## [Text passage]
DUUI_IMPORTER_PIPELINE_HASH_EXTRA

   
Type string
Default (empty)

An optional string appended as extra=<value> when computing the pipeline hash. The pipeline hash is a SHA-256 digest derived from:

The pipeline hash is stored alongside each document in the documents table. When the hash changes, documents are considered outdated and are re-imported on the next run. Use this setting to force a full re-import without changing any other option.

DUUI_IMPORTER_PIPELINE_HASH_EXTRA=reimport-2026-05-11

Configuration Reference Table

Environment Variable Type Default Description
DUUI_IMPORTER boolean false Enable the importer
DUUI_IMPORTER_PATH path src/main/resources/input Host path to input XMI/GZ files
DUUI_IMPORTER_FILE_ENDING string .xmi File extension: .xmi or .gz
DUUI_IMPORTER_TYPE_SYSTEM_PATH path (auto-detect) Path to external TypeSystem XML
DUUI_IMPORTER_WORKERS integer 4 Parallel UIMA processing workers
DUUI_IMPORTER_CAS_POOL_SIZE integer workers × 2 UIMA CAS object pool size
DUUI_IMPORTER_READER_BATCH_SIZE integer 10 Documents per reader batch
DUUI_IMPORTER_DB_WORKERS integer 1 Parallel DB COPY writer instances
DUUI_IMPORTER_PREPARE_DB_SCHEMA boolean true Run schema-prep stage before COPY writers
DUUI_IMPORTER_STORE_COVERED_TEXT boolean false Store annotation covered text in DB
DUUI_IMPORTER_SKIP_VERIFICATION boolean false Skip DUUI composer verification
DUUI_IMPORTER_DEBUG_XMI boolean false Write processed CAS to disk as XMI
DUUI_IMPORTER_DEBUG_XMI_PATH path /tmp/export Output dir for debug XMI files
DUUI_IMPORTER_PIPELINE_HASH_EXTRA string (empty) Extra value appended to pipeline hash
DB_URL string jdbc:postgresql://localhost:5432/postgres JDBC connection URL
DB_USER string postgres Database username
DB_PASS string postgres Database password
DB_SCHEMA string public PostgreSQL schema
DB_BATCH_SIZE integer 3000 COPY buffer row limit
DB_MAX_IDENT integer 255 (capped at 63 for PostgreSQL) Max SQL identifier length
DB_DIALECT string POSTGRES SQL dialect (only POSTGRES supported)

## [Written tasks]
a. Decide whether each statement below agrees with the importer configuration reference above. Answer yes or no for each, and quote the deciding words from the reference.
(i) The importer uses four parallel UIMA processing workers by default.
(ii) DB_DIALECT accepts dialects other than POSTGRES.
(iii) Documents whose pipeline hash has changed are re-imported on the next run.
b. According to the importer configuration reference, where is the pipeline hash stored?
c. Write the next part of the importer configuration reference, picking up after its final line.

## [Recorded data]
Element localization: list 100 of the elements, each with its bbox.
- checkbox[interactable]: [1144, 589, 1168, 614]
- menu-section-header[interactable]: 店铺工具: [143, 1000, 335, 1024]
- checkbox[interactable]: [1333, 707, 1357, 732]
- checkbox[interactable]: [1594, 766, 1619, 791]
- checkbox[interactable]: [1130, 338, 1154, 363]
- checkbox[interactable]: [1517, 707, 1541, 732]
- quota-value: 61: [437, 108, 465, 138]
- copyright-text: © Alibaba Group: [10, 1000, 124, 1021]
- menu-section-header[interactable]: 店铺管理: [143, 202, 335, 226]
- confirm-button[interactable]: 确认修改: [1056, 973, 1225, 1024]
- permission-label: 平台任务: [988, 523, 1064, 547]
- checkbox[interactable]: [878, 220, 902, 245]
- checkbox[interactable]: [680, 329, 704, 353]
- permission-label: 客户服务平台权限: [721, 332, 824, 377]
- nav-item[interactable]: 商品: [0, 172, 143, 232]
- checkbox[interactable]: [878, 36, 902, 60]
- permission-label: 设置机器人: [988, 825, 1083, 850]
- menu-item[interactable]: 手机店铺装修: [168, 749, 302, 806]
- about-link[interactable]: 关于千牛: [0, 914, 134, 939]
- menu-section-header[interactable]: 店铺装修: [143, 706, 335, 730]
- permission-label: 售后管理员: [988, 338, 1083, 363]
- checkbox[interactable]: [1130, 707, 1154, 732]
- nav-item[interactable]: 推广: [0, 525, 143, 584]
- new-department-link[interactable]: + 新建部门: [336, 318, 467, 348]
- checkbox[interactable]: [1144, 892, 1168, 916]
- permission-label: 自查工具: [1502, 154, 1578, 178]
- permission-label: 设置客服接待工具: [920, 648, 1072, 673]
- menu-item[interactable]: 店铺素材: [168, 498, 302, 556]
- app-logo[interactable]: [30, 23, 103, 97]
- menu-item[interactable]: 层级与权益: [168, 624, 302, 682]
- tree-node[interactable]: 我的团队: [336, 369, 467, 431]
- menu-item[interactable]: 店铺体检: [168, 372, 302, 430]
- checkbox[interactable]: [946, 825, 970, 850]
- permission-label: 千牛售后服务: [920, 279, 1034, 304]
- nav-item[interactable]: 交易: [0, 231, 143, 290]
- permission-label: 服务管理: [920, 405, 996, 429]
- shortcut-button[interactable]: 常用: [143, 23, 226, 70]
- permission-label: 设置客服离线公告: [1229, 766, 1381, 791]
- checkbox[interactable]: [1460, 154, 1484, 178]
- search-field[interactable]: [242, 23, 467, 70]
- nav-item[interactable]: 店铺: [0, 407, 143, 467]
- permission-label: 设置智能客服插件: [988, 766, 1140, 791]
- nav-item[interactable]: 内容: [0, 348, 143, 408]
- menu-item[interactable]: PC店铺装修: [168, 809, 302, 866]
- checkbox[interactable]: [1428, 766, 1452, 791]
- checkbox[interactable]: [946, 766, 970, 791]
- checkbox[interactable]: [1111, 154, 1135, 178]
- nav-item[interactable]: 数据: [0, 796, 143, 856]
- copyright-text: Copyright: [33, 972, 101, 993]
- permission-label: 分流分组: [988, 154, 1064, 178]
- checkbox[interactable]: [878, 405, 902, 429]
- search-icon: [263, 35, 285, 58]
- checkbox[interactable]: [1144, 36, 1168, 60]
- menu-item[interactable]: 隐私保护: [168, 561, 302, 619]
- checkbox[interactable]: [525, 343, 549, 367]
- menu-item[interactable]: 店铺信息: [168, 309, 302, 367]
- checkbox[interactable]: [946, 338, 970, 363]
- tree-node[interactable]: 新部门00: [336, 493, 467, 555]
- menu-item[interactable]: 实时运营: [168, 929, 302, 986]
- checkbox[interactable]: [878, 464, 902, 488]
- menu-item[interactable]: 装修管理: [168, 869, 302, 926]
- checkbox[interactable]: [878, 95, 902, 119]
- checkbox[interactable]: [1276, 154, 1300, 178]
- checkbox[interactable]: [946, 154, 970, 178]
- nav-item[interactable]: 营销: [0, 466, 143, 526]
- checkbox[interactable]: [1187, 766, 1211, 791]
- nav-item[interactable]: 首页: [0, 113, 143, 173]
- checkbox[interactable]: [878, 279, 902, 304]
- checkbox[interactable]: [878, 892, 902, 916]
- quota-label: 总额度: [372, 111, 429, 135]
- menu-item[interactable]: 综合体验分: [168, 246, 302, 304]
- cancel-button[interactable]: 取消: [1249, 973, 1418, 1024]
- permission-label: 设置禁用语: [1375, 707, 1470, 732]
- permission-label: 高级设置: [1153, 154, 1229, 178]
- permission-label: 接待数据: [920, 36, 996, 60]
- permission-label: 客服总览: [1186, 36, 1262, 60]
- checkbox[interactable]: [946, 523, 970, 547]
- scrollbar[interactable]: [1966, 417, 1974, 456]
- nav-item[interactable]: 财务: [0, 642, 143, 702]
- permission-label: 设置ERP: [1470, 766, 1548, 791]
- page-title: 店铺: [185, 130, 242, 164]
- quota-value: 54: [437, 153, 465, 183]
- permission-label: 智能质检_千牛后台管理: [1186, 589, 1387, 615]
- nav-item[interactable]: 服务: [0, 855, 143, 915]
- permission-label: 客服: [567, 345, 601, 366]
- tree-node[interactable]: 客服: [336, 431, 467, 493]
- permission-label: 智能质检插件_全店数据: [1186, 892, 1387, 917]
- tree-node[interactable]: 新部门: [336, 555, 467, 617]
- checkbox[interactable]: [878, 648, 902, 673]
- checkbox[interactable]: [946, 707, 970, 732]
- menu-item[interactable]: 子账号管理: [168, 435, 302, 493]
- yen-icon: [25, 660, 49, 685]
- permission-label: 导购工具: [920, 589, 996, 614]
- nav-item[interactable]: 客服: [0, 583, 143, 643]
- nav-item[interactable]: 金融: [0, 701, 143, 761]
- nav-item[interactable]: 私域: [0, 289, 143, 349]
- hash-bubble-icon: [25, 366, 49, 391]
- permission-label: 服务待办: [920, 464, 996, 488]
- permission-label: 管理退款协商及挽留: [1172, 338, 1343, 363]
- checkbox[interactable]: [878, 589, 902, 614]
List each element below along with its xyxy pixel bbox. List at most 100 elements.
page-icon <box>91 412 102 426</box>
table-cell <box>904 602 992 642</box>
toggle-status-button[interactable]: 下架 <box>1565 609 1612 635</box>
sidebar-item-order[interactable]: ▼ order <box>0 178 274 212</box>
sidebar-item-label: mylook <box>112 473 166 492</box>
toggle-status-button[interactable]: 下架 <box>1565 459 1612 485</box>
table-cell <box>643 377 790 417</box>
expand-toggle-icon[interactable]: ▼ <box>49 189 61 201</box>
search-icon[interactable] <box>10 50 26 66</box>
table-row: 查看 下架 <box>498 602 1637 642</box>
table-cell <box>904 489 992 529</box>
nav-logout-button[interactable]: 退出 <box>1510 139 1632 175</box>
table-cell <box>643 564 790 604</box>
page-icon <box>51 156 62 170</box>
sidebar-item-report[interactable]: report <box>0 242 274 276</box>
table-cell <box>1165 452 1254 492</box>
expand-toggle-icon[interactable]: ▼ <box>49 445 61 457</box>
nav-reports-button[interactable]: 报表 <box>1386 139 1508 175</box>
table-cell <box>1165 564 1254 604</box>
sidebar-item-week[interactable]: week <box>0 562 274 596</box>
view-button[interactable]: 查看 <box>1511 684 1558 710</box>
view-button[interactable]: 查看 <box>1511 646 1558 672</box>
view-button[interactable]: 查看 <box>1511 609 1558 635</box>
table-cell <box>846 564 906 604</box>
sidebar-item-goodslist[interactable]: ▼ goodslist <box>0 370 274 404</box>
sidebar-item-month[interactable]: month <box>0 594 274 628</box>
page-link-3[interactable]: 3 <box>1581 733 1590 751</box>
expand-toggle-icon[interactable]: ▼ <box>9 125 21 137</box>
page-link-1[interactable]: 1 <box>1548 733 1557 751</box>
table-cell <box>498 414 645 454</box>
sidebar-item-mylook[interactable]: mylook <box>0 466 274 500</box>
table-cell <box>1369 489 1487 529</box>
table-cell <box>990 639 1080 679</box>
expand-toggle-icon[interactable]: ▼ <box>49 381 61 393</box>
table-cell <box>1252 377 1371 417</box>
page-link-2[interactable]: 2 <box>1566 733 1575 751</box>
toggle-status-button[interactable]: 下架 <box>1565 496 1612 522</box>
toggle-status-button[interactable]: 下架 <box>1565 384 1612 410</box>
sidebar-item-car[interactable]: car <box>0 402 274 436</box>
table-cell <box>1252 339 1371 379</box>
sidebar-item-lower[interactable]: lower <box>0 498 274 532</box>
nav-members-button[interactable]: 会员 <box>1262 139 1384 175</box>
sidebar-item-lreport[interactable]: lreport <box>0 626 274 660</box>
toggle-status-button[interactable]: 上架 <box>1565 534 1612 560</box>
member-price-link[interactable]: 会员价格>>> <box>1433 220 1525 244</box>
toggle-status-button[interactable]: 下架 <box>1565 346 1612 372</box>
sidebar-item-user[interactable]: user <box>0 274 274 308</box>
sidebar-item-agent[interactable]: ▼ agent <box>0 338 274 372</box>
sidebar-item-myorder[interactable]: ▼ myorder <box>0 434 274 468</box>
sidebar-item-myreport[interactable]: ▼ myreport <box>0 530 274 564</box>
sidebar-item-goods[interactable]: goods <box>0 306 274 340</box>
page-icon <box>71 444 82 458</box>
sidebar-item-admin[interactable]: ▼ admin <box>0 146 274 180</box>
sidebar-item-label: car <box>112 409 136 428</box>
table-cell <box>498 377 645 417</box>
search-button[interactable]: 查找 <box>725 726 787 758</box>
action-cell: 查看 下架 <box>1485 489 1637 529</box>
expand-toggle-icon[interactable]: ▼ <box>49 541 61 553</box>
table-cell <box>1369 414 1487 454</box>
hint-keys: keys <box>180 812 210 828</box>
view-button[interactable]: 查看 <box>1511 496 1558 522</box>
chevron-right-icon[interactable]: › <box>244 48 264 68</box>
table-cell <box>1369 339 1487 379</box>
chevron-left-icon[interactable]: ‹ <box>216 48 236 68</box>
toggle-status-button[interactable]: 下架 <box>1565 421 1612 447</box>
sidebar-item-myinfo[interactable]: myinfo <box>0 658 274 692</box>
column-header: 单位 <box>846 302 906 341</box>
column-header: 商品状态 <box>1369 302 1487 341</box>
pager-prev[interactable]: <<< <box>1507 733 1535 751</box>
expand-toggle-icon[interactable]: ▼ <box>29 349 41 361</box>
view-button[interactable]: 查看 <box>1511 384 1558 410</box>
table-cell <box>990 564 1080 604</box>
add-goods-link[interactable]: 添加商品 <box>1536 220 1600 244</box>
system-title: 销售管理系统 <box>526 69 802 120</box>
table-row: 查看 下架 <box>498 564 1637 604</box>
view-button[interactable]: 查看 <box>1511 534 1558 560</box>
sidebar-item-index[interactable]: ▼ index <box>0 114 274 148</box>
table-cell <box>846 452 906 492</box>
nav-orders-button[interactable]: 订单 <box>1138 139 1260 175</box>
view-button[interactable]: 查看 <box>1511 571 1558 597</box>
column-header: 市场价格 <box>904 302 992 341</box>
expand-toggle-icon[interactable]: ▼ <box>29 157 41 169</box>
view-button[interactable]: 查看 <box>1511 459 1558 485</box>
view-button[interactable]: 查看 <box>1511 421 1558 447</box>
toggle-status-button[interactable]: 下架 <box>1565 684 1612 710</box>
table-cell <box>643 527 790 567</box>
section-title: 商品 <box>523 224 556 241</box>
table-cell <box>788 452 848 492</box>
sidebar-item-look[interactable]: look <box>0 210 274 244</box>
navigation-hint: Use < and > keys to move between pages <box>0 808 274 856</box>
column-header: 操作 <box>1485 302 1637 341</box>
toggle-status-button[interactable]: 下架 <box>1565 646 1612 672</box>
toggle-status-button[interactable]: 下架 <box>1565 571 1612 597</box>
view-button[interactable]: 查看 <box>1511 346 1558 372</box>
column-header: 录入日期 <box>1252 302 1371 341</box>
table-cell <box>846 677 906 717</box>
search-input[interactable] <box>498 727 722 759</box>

## [Answers for this exercise]
a.
(i) Yes: "DUUI_IMPORTER_WORKERS integer 4 Parallel UIMA processing workers"
(ii) No: "SQL dialect (only POSTGRES supported)"
(iii) Yes: "When the hash changes, documents are considered outdated and are re-imported on the next run."

b. Alongside each document in the documents table.

c.
Example Configurations

Minimal — browse existing data, no import

DUUI_IMPORTER=false
DB_URL=jdbc:postgresql://postgres:5432/udav
DB_USER=postgres
DB_PASS=postgres

Standard import — uncompressed XMI, auto-detected type system

DUUI_IMPORTER=true
DUUI_IMPORTER_PATH=/data/my-corpus/xmi
DUUI_IMPORTER_FILE_ENDING=.xmi
DUUI_IMPORTER_WORKERS=4
DUUI_IMPORTER_CAS_POOL_SIZE=8
DUUI_IMPORTER_DB_WORKERS=1
DUUI_IMPORTER_PREPARE_DB_SCHEMA=true

DB_URL=jdbc:postgresql://postgres:5432/udav
DB_USER=postgres
DB_PASS=postgres
DB_BATCH_SIZE=10000
JAVA_OPTS=-Xmx10G -Xms1024m

High-throughput import — gzip corpus, explicit type system

DUUI_IMPORTER=true
DUUI_IMPORTER_PATH=/data/my-corpus/gz
DUUI_IMPORTER_FILE_ENDING=.gz
DUUI_IMPORTER_TYPE_SYSTEM_PATH=/data/my-corpus/typesystem
DUUI_IMPORTER_WORKERS=8
DUUI_IMPORTER_CAS_POOL_SIZE=16
DUUI_IMPORTER_READER_BATCH_SIZE=20
DUUI_IMPORTER_DB_WORKERS=2
DUUI_IMPORTER_PREPARE_DB_SCHEMA=true

DB_URL=jdbc:postgresql://postgres:5432/udav
DB_USER=postgres
DB_PASS=postgres
DB_BATCH_SIZE=10000
JAVA_OPTS=-Xmx20G -Xms2G

Force full re-import of an existing corpus

Change only DUUI_IMPORTER_PIPELINE_HASH_EXTRA — this invalidates the stored pipeline hash for every document, causing all documents to be re-processed on the next run.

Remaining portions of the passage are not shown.